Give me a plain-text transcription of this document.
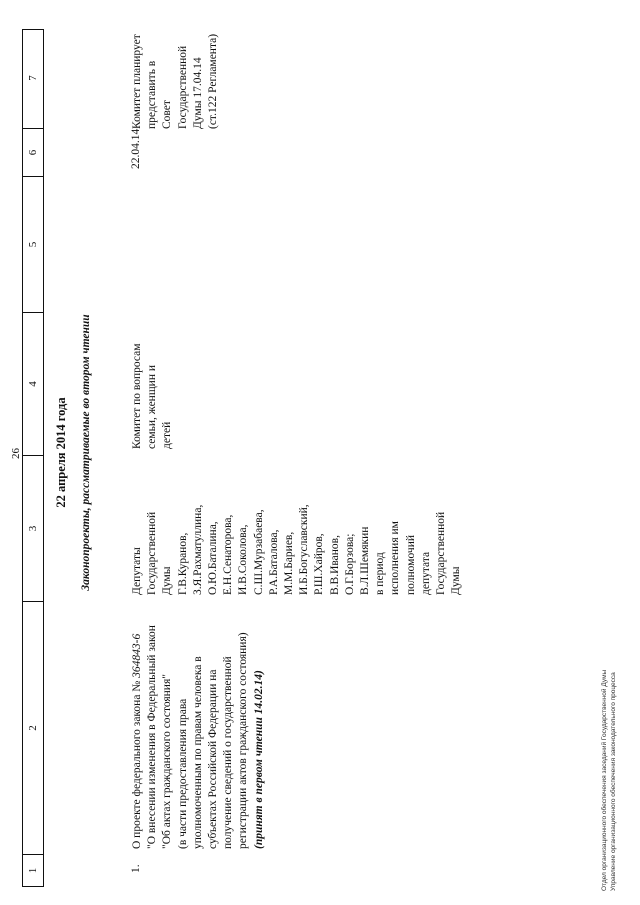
26
1
2
3
4
5
6
7
22 апреля 2014 года Законопроекты, рассматриваемые во втором чтении
1.
О проекте федерального закона № 364843-6 "О внесении изменения в Федеральный закон "Об актах гражданского состояния" (в части предоставления права уполномоченным по правам человека в субъектах Российской Федерации на получение сведений о государственной регистрации актов гражданского состояния) (принят в первом чтении 14.02.14)
Депутаты Государственной Думы Г.В.Куранов, З.Я.Рахматуллина, О.Ю.Баталина, Е.Н.Сенаторова, И.В.Соколова, С.Ш.Мурзабаева, Р.А.Баталова, М.М.Бариев, И.Б.Богуславский, Р.Ш.Хайров, В.В.Иванов, О.Г.Борзова; В.Л.Шемякин в период исполнения им полномочий депутата Государственной Думы
Комитет по вопросам семьи, женщин и детей
22.04.14
Комитет планирует представить в Совет Государственной Думы 17.04.14 (ст.122 Регламента)
Отдел организационного обеспечения заседаний Государственной Думы Управление организационного обеспечения законодательного процесса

> WHAT THE EXERCISE ASKS
Count how many lines include the string "чтении". Nothing but the number is needed.

> TASK SOLUTION
2